• DO THIS: Report how many lines in the records below contain the word "suit". Give only the number.

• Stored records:
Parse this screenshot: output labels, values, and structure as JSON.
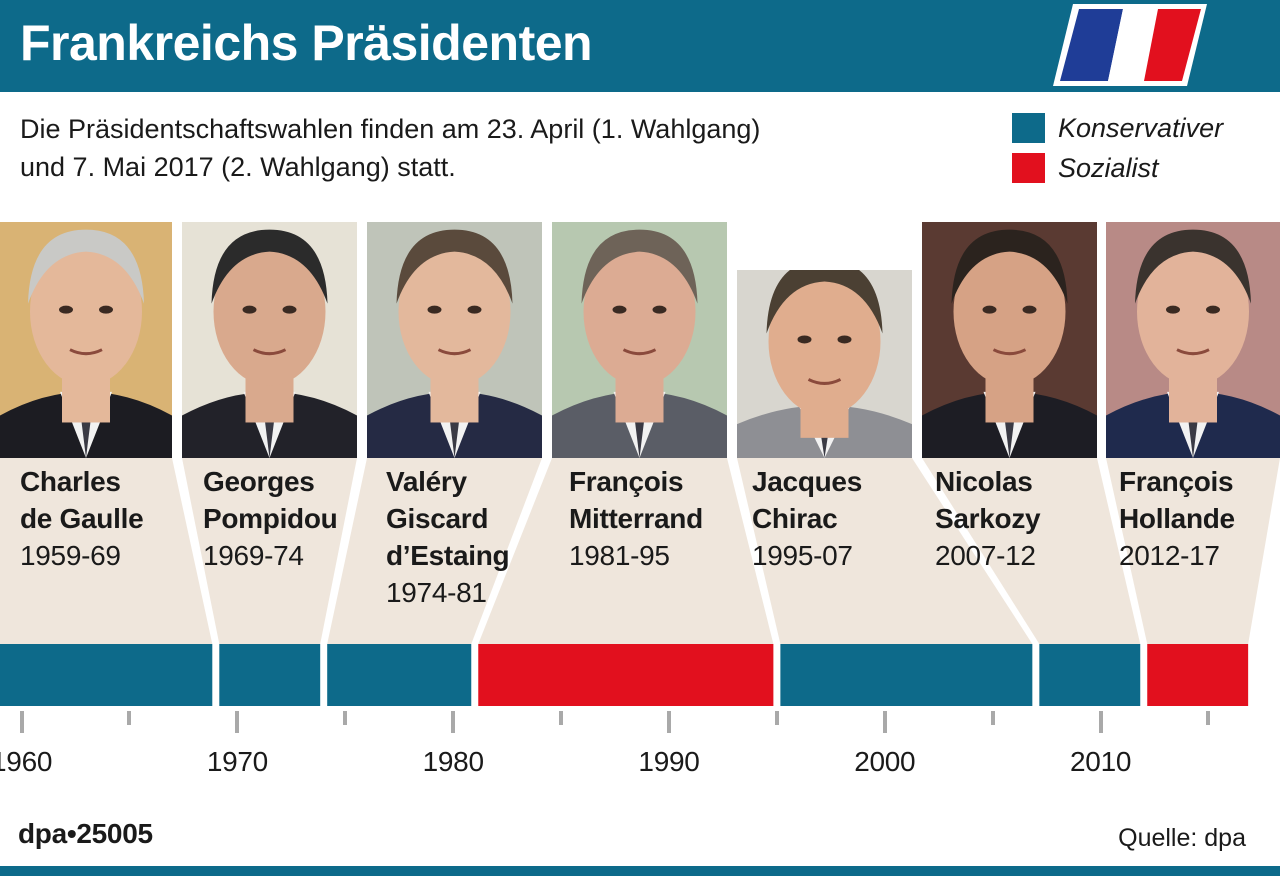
{
  "header": {
    "title": "Frankreichs Präsidenten",
    "flag_colors": [
      "#1f3d97",
      "#ffffff",
      "#e2101e"
    ]
  },
  "subtitle": "Die Präsidentschaftswahlen finden am 23. April (1. Wahlgang)\nund 7. Mai 2017 (2. Wahlgang) statt.",
  "legend": [
    {
      "label": "Konservativer",
      "color": "#0d6a8a"
    },
    {
      "label": "Sozialist",
      "color": "#e2101e"
    }
  ],
  "colors": {
    "conservative": "#0d6a8a",
    "socialist": "#e2101e",
    "connector": "#efe6dc"
  },
  "presidents": [
    {
      "name": "Charles\nde Gaulle",
      "term": "1959-69",
      "party": "conservative",
      "start": 1959,
      "end": 1969,
      "photo_bg": "#d9b374",
      "skin": "#e4b89a",
      "hair": "#c9c9c6",
      "suit": "#1c1c22"
    },
    {
      "name": "Georges\nPompidou",
      "term": "1969-74",
      "party": "conservative",
      "start": 1969,
      "end": 1974,
      "photo_bg": "#e6e2d6",
      "skin": "#d9a98d",
      "hair": "#2b2b2b",
      "suit": "#222229"
    },
    {
      "name": "Valéry\nGiscard\nd’Estaing",
      "term": "1974-81",
      "party": "conservative",
      "start": 1974,
      "end": 1981,
      "photo_bg": "#bfc4b9",
      "skin": "#e3b89c",
      "hair": "#5a4a3c",
      "suit": "#252a44"
    },
    {
      "name": "François\nMitterrand",
      "term": "1981-95",
      "party": "socialist",
      "start": 1981,
      "end": 1995,
      "photo_bg": "#b7c8b0",
      "skin": "#dcab93",
      "hair": "#6e6358",
      "suit": "#5a5d66"
    },
    {
      "name": "Jacques\nChirac",
      "term": "1995-07",
      "party": "conservative",
      "start": 1995,
      "end": 2007,
      "photo_bg": "#d8d6cf",
      "skin": "#e0ad8e",
      "hair": "#4b4033",
      "suit": "#8e8f94"
    },
    {
      "name": "Nicolas\nSarkozy",
      "term": "2007-12",
      "party": "conservative",
      "start": 2007,
      "end": 2012,
      "photo_bg": "#5a3a32",
      "skin": "#d6a285",
      "hair": "#2b231e",
      "suit": "#1d1d24"
    },
    {
      "name": "François\nHollande",
      "term": "2012-17",
      "party": "socialist",
      "start": 2012,
      "end": 2017,
      "photo_bg": "#b88a86",
      "skin": "#e2b39a",
      "hair": "#3a332e",
      "suit": "#1f2a4d"
    }
  ],
  "axis": {
    "start": 1959,
    "end": 2018,
    "labels": [
      "1960",
      "1970",
      "1980",
      "1990",
      "2000",
      "2010"
    ]
  },
  "footer": {
    "id": "dpa•25005",
    "source": "Quelle: dpa"
  }
}
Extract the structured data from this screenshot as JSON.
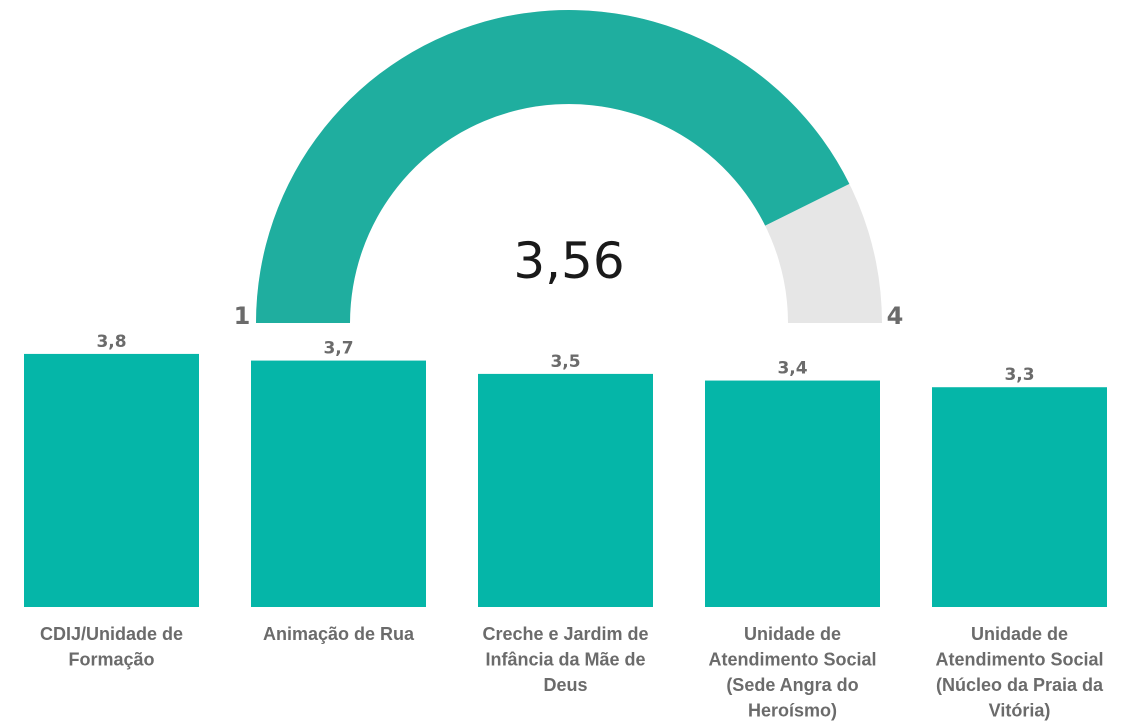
{
  "chart_data": [
    {
      "type": "gauge",
      "min": 1,
      "max": 4,
      "value": 3.56,
      "value_label": "3,56",
      "min_label": "1",
      "max_label": "4",
      "color": "#1fae9f"
    },
    {
      "type": "bar",
      "categories": [
        "CDIJ/Unidade de Formação",
        "Animação de Rua",
        "Creche e Jardim de Infância da Mãe de Deus",
        "Unidade de Atendimento Social (Sede Angra do Heroísmo)",
        "Unidade de Atendimento Social (Núcleo da Praia da Vitória)"
      ],
      "category_lines": [
        [
          "CDIJ/Unidade de",
          "Formação"
        ],
        [
          "Animação de Rua"
        ],
        [
          "Creche e Jardim de",
          "Infância da Mãe de",
          "Deus"
        ],
        [
          "Unidade de",
          "Atendimento Social",
          "(Sede Angra do",
          "Heroísmo)"
        ],
        [
          "Unidade de",
          "Atendimento Social",
          "(Núcleo da Praia da",
          "Vitória)"
        ]
      ],
      "values": [
        3.8,
        3.7,
        3.5,
        3.4,
        3.3
      ],
      "value_labels": [
        "3,8",
        "3,7",
        "3,5",
        "3,4",
        "3,3"
      ],
      "color": "#05b6a8"
    }
  ]
}
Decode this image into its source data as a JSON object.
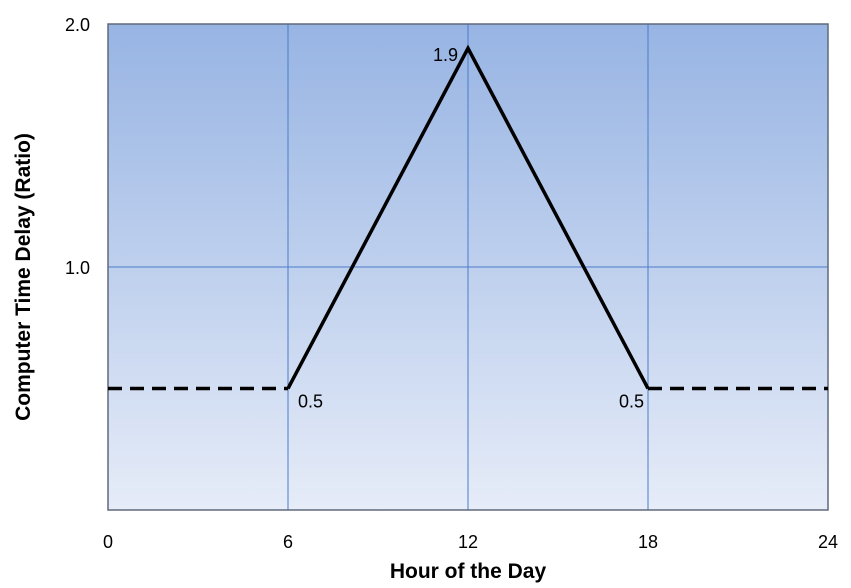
{
  "chart_data": {
    "type": "line",
    "xlabel": "Hour of the Day",
    "ylabel": "Computer Time Delay (Ratio)",
    "xlim": [
      0,
      24
    ],
    "ylim": [
      0,
      2.0
    ],
    "x_ticks": [
      "0",
      "6",
      "12",
      "18",
      "24"
    ],
    "x_tick_values": [
      0,
      6,
      12,
      18,
      24
    ],
    "y_ticks": [
      "1.0",
      "2.0"
    ],
    "y_tick_values": [
      1.0,
      2.0
    ],
    "grid": true,
    "background": "blue vertical gradient",
    "series": [
      {
        "style": "dashed",
        "x": [
          0,
          6
        ],
        "y": [
          0.5,
          0.5
        ]
      },
      {
        "style": "solid",
        "x": [
          6,
          12,
          18
        ],
        "y": [
          0.5,
          1.9,
          0.5
        ]
      },
      {
        "style": "dashed",
        "x": [
          18,
          24
        ],
        "y": [
          0.5,
          0.5
        ]
      }
    ],
    "annotations": [
      {
        "text": "0.5",
        "x": 6,
        "y": 0.5,
        "position": "below-right"
      },
      {
        "text": "1.9",
        "x": 12,
        "y": 1.9,
        "position": "left"
      },
      {
        "text": "0.5",
        "x": 18,
        "y": 0.5,
        "position": "below-left"
      }
    ]
  },
  "colors": {
    "plot_gradient_top": "#97b4e3",
    "plot_gradient_bottom": "#e6ecf8",
    "gridline": "#4a7cc9",
    "plot_border": "#5f6a7a",
    "line": "#000000"
  }
}
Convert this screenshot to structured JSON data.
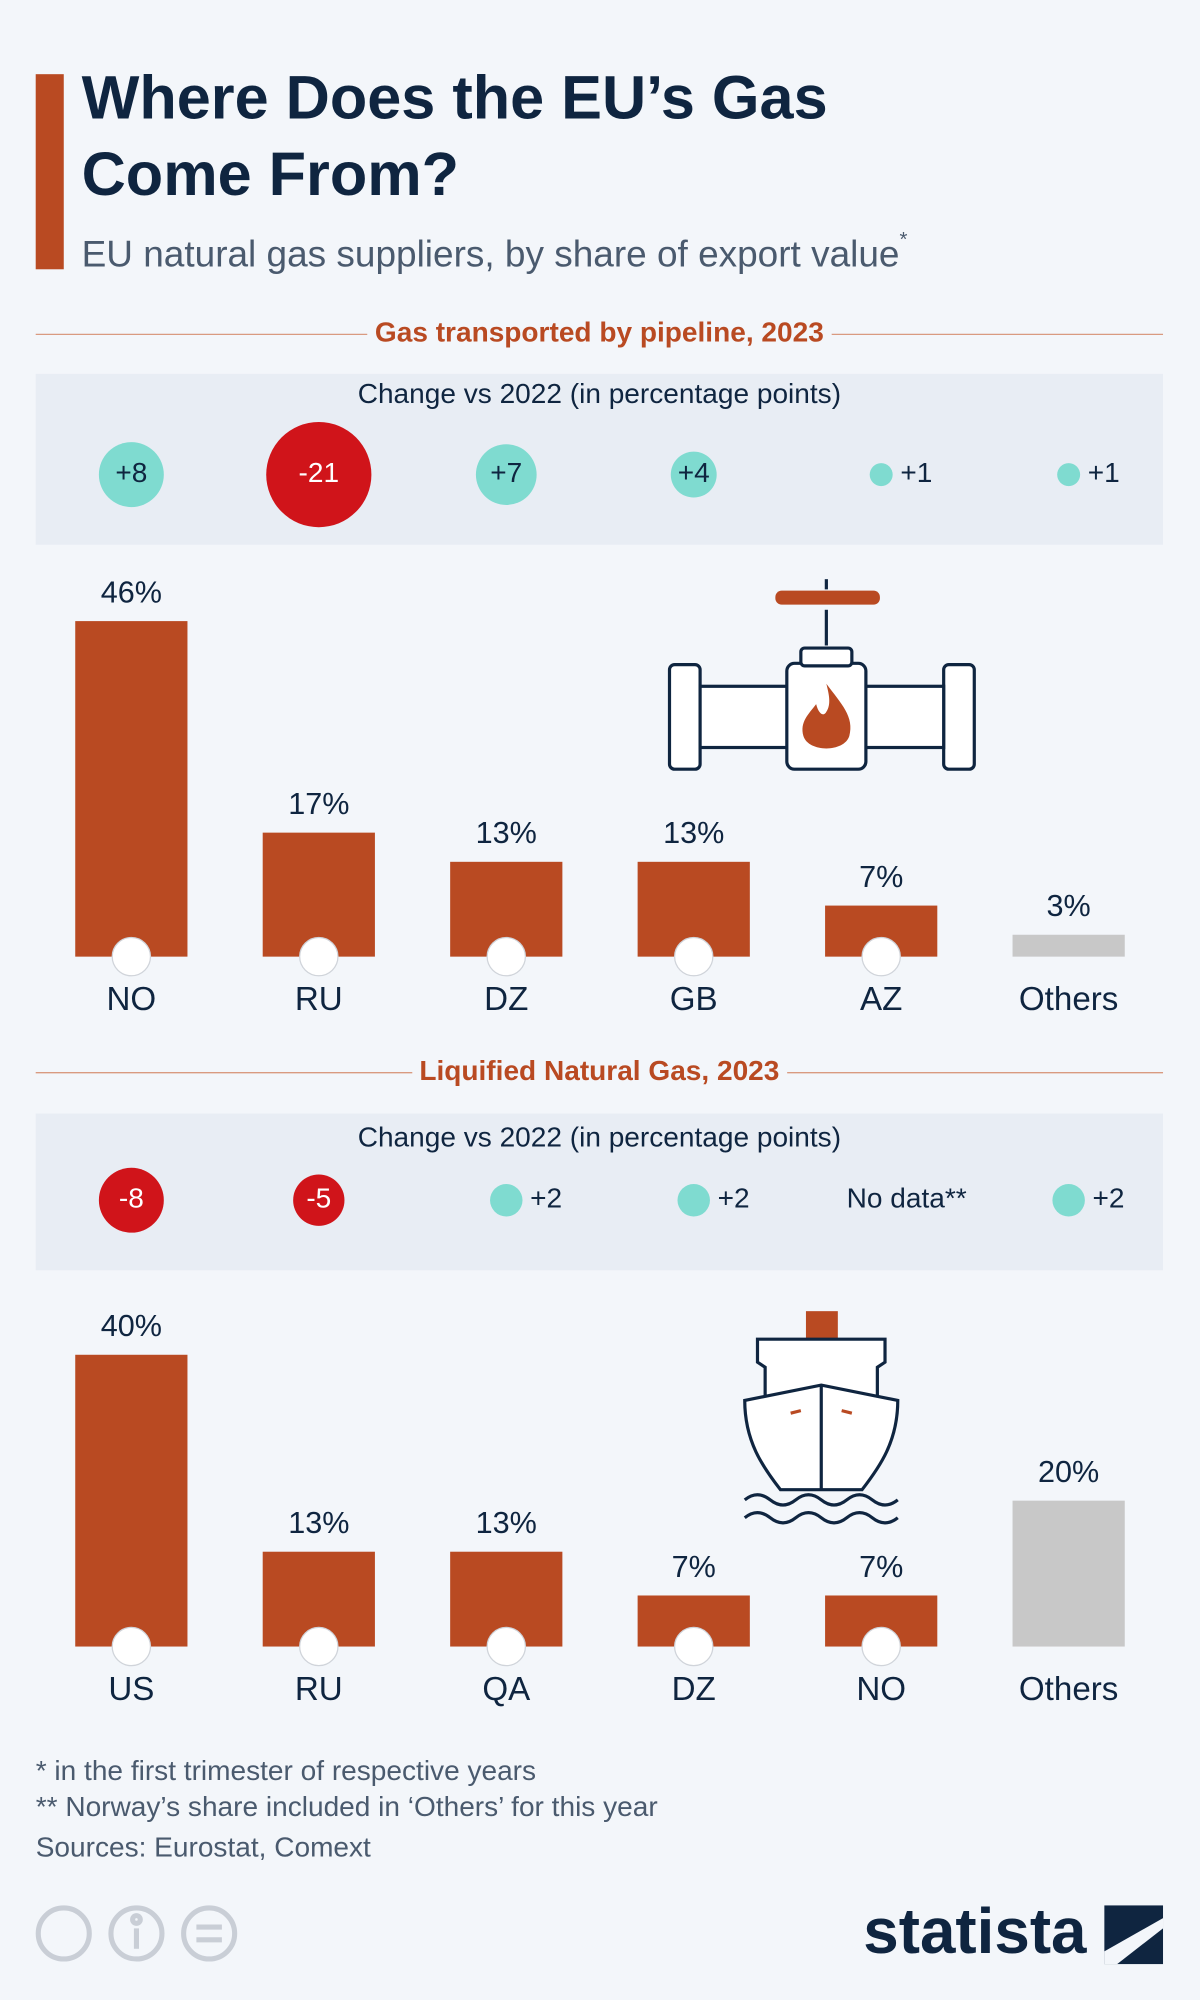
{
  "title_lines": [
    "Where Does the EU’s Gas",
    "Come From?"
  ],
  "subtitle": "EU natural gas suppliers, by share of export value",
  "subtitle_note": "*",
  "chart_data": [
    {
      "type": "bar",
      "title": "Gas transported by pipeline, 2023",
      "categories": [
        "NO",
        "RU",
        "DZ",
        "GB",
        "AZ",
        "Others"
      ],
      "values": [
        46,
        17,
        13,
        13,
        7,
        3
      ],
      "value_labels": [
        "46%",
        "17%",
        "13%",
        "13%",
        "7%",
        "3%"
      ],
      "colors": [
        "#b94a22",
        "#b94a22",
        "#b94a22",
        "#b94a22",
        "#b94a22",
        "#c8c8c8"
      ],
      "change_title": "Change vs 2022 (in percentage points)",
      "changes": [
        8,
        -21,
        7,
        4,
        1,
        1
      ],
      "change_labels": [
        "+8",
        "-21",
        "+7",
        "+4",
        "+1",
        "+1"
      ]
    },
    {
      "type": "bar",
      "title": "Liquified Natural Gas, 2023",
      "categories": [
        "US",
        "RU",
        "QA",
        "DZ",
        "NO",
        "Others"
      ],
      "values": [
        40,
        13,
        13,
        7,
        7,
        20
      ],
      "value_labels": [
        "40%",
        "13%",
        "13%",
        "7%",
        "7%",
        "20%"
      ],
      "colors": [
        "#b94a22",
        "#b94a22",
        "#b94a22",
        "#b94a22",
        "#b94a22",
        "#c8c8c8"
      ],
      "change_title": "Change vs 2022 (in percentage points)",
      "changes": [
        -8,
        -5,
        2,
        2,
        null,
        2
      ],
      "change_labels": [
        "-8",
        "-5",
        "+2",
        "+2",
        "No data**",
        "+2"
      ]
    }
  ],
  "footnotes": [
    "*   in the first trimester of respective years",
    "** Norway’s share included in ‘Others’ for this year"
  ],
  "sources": "Sources: Eurostat, Comext",
  "brand": "statista"
}
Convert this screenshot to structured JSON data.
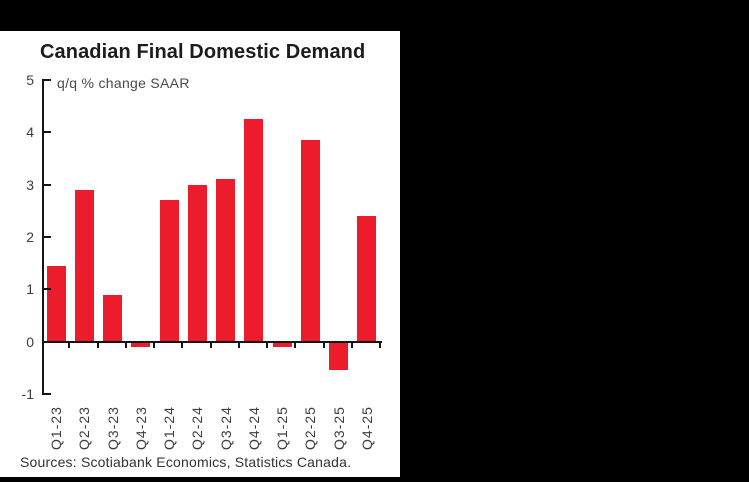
{
  "page": {
    "backdrop_color": "#000000",
    "panel_color": "#ffffff"
  },
  "chart_data": {
    "type": "bar",
    "title": "Canadian Final Domestic Demand",
    "subtitle": "q/q % change SAAR",
    "categories": [
      "Q1-23",
      "Q2-23",
      "Q3-23",
      "Q4-23",
      "Q1-24",
      "Q2-24",
      "Q3-24",
      "Q4-24",
      "Q1-25",
      "Q2-25",
      "Q3-25",
      "Q4-25"
    ],
    "values": [
      1.45,
      2.9,
      0.9,
      -0.1,
      2.7,
      3.0,
      3.1,
      4.25,
      -0.1,
      3.85,
      -0.55,
      2.4
    ],
    "xlabel": "",
    "ylabel": "q/q % change SAAR",
    "ylim": [
      -1,
      5
    ],
    "yticks": [
      5,
      4,
      3,
      2,
      1,
      0,
      -1
    ],
    "grid": false,
    "legend": "none",
    "bar_color": "#ed1c2d",
    "axis_color": "#151515",
    "source_note": "Sources: Scotiabank Economics, Statistics Canada."
  }
}
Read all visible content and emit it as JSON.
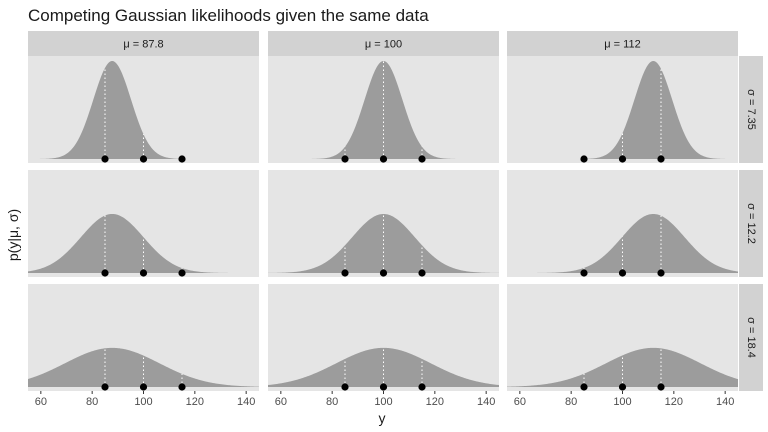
{
  "chart_data": {
    "type": "area",
    "title": "Competing Gaussian likelihoods given the same data",
    "xlabel": "y",
    "ylabel": "p(y|μ, σ)",
    "xlim": [
      55,
      145
    ],
    "x_ticks": [
      60,
      80,
      100,
      120,
      140
    ],
    "grid": false,
    "facet_cols": {
      "name": "μ",
      "values": [
        87.8,
        100,
        112
      ],
      "labels": [
        "μ = 87.8",
        "μ = 100",
        "μ = 112"
      ]
    },
    "facet_rows": {
      "name": "σ",
      "values": [
        7.35,
        12.2,
        18.4
      ],
      "labels": [
        "σ = 7.35",
        "σ = 12.2",
        "σ = 18.4"
      ]
    },
    "observed_y": [
      85,
      100,
      115
    ],
    "fill_color": "#9c9c9c",
    "point_color": "#000000",
    "panel_background": "#e5e5e5",
    "strip_background": "#d2d2d2"
  }
}
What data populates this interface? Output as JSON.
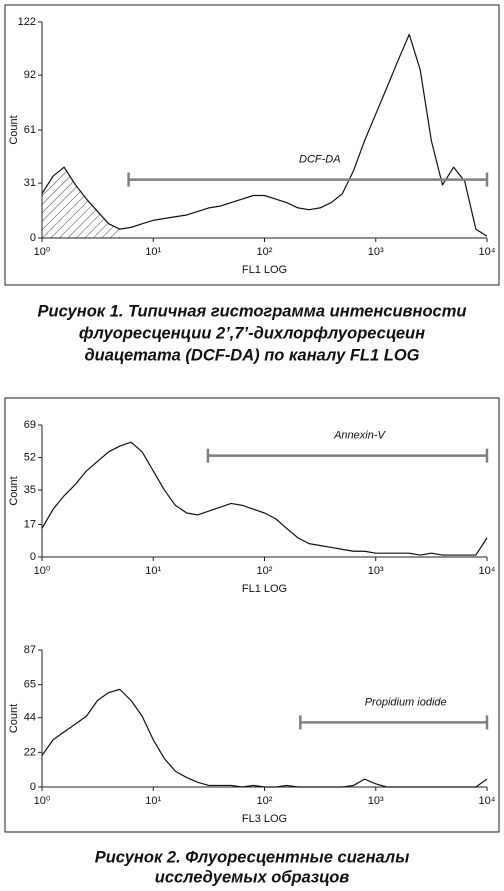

• RESPONSE BELOW: 7